Directive
Return each line containing the string "this".

Extracted entries
╔══
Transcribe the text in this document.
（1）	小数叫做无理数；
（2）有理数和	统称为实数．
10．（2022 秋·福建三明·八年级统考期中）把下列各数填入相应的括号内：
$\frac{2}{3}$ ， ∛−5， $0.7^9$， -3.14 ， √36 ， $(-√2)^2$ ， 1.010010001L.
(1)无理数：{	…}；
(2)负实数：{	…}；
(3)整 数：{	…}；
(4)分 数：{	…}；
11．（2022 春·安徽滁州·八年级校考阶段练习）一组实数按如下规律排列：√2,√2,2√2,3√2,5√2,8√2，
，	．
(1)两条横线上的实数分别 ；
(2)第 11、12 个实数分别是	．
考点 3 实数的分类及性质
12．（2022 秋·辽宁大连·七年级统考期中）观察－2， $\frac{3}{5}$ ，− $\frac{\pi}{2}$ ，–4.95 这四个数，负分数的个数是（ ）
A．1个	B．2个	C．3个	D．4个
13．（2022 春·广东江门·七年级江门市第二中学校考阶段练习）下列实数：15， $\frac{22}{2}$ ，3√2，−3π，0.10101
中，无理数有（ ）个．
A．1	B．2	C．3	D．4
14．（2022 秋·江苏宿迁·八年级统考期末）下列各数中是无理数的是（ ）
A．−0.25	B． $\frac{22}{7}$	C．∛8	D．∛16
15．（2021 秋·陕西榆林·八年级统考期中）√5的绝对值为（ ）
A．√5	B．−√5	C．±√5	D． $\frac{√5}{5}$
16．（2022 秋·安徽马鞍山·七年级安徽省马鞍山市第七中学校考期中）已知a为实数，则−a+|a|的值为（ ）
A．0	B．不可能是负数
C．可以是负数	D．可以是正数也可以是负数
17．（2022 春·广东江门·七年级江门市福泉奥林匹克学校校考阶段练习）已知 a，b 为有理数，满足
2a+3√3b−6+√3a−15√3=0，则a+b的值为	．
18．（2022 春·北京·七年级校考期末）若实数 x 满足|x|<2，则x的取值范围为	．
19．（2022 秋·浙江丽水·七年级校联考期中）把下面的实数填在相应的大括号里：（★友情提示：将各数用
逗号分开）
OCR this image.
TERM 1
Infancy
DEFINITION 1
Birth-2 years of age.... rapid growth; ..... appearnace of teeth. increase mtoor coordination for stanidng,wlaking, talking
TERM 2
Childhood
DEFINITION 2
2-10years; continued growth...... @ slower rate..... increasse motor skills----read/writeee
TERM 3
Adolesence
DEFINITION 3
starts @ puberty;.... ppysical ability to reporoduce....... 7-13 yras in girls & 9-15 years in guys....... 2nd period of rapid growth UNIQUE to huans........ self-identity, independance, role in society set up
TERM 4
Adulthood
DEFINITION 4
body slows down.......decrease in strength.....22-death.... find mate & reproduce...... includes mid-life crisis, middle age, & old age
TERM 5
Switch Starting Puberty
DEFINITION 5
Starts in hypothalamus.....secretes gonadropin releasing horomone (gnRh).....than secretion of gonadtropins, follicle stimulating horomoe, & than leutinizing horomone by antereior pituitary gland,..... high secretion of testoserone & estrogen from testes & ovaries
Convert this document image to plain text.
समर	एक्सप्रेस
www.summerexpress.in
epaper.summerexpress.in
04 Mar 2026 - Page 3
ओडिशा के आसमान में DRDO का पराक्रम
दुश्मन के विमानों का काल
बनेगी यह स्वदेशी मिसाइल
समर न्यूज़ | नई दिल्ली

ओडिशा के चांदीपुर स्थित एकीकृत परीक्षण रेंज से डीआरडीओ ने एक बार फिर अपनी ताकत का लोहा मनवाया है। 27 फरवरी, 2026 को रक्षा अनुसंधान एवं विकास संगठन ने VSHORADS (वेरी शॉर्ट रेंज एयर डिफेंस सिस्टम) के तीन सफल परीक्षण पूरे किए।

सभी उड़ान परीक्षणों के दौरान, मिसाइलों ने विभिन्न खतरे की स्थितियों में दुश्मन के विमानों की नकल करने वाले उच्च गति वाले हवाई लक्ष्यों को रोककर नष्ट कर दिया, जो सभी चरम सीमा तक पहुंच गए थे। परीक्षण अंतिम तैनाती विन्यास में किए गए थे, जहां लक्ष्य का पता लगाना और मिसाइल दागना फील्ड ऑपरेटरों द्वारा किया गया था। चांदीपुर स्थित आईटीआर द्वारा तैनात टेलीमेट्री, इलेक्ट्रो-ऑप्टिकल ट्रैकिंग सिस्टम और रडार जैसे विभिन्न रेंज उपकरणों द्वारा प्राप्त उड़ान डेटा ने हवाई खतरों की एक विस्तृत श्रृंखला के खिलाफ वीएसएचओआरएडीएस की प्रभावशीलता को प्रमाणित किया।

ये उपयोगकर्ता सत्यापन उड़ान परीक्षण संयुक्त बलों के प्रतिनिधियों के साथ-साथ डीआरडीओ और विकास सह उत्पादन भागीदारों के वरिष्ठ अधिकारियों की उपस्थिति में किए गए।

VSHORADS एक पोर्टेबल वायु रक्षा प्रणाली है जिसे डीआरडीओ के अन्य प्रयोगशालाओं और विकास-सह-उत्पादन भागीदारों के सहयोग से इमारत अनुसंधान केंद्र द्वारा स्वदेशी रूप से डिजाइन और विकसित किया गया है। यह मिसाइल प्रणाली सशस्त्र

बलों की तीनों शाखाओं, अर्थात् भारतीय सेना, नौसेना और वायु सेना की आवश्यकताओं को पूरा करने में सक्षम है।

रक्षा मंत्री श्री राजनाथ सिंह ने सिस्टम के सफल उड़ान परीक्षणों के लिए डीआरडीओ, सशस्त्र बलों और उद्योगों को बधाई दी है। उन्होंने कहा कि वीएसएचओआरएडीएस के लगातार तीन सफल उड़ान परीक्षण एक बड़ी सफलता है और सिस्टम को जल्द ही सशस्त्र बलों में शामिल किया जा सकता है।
╚══
The solution
Transcribe the text in this document.
OCR this image.
Convert this document image to plain text.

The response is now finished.